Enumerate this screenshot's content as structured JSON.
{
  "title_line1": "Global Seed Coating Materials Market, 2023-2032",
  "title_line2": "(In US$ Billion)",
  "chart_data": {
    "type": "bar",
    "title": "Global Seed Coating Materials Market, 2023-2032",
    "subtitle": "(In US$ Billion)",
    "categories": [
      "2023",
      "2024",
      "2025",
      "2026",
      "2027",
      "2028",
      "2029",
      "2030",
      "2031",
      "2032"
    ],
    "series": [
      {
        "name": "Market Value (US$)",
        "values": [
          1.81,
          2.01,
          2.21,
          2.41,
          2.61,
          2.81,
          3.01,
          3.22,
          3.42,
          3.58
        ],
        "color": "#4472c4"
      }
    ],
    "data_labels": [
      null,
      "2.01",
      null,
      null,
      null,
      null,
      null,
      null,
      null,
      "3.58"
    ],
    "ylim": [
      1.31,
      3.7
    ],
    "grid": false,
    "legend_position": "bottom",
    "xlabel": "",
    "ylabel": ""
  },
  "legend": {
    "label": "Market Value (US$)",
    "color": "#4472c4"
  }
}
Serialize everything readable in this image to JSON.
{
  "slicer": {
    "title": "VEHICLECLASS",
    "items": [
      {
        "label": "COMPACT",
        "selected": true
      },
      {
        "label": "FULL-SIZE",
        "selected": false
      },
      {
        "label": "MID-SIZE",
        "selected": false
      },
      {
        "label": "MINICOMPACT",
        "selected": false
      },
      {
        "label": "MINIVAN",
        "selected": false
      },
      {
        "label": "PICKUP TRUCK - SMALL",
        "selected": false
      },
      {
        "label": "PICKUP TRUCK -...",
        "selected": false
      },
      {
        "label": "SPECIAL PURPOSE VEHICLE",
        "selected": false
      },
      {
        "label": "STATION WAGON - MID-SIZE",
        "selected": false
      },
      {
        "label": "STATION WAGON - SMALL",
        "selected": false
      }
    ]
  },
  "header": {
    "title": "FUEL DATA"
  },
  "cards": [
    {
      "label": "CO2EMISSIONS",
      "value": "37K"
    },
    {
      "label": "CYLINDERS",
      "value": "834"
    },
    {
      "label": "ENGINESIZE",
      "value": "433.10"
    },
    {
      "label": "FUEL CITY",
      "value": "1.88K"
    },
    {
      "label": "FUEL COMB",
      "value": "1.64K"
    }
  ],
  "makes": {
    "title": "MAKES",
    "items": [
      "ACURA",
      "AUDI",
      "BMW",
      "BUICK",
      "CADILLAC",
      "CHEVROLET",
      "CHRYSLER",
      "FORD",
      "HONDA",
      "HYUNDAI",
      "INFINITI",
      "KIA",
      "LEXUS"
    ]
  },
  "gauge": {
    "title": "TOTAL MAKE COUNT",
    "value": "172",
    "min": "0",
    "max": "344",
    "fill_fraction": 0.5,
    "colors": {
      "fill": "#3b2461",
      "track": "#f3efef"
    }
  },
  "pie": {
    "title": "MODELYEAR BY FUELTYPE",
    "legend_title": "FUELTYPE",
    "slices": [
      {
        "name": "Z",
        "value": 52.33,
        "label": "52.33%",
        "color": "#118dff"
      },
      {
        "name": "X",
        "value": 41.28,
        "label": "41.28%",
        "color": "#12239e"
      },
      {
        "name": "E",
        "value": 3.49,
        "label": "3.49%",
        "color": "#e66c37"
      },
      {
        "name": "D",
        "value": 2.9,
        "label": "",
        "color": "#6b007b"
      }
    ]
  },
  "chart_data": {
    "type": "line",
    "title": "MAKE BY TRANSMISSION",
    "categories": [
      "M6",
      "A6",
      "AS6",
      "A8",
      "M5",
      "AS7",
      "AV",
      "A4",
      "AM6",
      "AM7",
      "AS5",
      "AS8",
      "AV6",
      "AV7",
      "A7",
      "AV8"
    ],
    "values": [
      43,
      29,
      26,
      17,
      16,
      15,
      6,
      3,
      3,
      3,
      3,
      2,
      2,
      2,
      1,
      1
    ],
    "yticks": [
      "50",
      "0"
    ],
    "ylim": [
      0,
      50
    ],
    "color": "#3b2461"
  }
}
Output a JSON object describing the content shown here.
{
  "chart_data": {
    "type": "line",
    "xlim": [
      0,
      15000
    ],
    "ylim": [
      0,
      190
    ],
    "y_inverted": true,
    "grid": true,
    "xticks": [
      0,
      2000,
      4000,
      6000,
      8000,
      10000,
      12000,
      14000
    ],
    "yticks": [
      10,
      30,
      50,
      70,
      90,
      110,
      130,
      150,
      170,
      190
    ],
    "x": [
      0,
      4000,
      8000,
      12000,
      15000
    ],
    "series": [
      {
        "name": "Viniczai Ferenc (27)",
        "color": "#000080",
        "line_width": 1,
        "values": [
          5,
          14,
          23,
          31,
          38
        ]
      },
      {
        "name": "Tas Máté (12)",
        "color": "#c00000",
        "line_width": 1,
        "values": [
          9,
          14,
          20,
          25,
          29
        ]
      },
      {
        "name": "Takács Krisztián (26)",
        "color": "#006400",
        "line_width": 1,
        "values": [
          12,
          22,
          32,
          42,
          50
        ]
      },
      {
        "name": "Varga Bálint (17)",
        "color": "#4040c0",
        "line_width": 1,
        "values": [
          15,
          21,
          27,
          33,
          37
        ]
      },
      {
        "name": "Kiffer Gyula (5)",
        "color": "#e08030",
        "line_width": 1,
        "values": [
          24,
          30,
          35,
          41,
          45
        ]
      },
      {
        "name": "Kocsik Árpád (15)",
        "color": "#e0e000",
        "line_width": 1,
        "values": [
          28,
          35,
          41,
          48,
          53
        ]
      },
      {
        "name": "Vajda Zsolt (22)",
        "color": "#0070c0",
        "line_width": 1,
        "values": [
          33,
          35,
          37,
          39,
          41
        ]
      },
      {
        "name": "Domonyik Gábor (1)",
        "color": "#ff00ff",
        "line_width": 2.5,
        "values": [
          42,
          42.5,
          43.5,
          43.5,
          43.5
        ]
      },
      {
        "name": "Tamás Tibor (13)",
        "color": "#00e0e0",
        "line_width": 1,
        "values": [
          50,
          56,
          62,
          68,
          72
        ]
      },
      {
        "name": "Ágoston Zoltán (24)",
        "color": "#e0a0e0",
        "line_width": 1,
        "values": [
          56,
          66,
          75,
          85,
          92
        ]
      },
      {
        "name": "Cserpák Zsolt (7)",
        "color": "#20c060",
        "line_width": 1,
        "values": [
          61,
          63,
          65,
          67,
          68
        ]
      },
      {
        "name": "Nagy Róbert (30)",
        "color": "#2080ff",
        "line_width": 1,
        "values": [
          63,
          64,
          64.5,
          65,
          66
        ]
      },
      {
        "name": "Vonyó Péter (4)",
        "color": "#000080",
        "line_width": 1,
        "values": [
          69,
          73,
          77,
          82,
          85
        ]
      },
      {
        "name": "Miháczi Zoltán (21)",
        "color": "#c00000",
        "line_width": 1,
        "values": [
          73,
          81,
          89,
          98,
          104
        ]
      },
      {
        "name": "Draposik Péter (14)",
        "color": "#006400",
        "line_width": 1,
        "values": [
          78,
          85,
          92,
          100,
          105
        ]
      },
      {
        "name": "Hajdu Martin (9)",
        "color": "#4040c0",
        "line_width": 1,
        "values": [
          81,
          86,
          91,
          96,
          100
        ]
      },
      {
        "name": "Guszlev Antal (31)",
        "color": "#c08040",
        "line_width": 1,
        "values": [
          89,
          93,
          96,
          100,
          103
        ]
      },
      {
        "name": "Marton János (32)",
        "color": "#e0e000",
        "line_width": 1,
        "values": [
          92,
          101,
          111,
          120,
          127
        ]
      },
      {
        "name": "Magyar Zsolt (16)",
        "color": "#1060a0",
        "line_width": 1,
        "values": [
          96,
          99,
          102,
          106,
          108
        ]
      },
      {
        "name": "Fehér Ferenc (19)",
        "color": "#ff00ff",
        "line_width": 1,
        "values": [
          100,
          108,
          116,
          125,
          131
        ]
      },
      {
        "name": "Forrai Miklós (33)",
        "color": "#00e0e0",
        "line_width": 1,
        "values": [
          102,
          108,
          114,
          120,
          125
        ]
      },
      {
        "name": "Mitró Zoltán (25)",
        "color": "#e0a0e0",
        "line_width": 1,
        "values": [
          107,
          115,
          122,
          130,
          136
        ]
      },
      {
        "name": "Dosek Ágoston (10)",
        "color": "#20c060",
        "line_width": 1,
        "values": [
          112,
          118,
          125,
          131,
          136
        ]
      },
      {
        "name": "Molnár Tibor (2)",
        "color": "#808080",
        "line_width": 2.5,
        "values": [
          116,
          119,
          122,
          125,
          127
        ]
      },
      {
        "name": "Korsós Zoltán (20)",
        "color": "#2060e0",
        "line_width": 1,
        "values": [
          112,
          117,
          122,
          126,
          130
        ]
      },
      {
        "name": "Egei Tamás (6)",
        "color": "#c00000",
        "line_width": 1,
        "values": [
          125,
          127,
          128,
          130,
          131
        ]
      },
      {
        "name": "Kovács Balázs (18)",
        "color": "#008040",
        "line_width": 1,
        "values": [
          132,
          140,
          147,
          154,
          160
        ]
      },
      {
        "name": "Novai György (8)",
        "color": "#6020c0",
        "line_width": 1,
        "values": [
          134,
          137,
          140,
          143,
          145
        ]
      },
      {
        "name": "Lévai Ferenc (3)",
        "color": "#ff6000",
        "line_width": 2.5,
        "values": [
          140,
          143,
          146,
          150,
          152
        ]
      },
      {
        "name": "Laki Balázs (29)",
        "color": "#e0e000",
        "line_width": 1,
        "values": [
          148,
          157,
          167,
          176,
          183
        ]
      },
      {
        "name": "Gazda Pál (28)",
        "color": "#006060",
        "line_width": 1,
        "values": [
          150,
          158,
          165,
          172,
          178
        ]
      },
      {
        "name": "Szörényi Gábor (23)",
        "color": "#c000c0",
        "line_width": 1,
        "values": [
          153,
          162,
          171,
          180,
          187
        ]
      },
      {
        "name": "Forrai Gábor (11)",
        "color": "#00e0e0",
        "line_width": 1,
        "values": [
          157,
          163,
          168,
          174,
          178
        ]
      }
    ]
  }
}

— Problem to work on —
Find the lines with the string "Materials" and reproduce them.

— Task response —
  "title_line1": "Global Seed Coating Materials Market, 2023-2032",
    "title": "Global Seed Coating Materials Market, 2023-2032",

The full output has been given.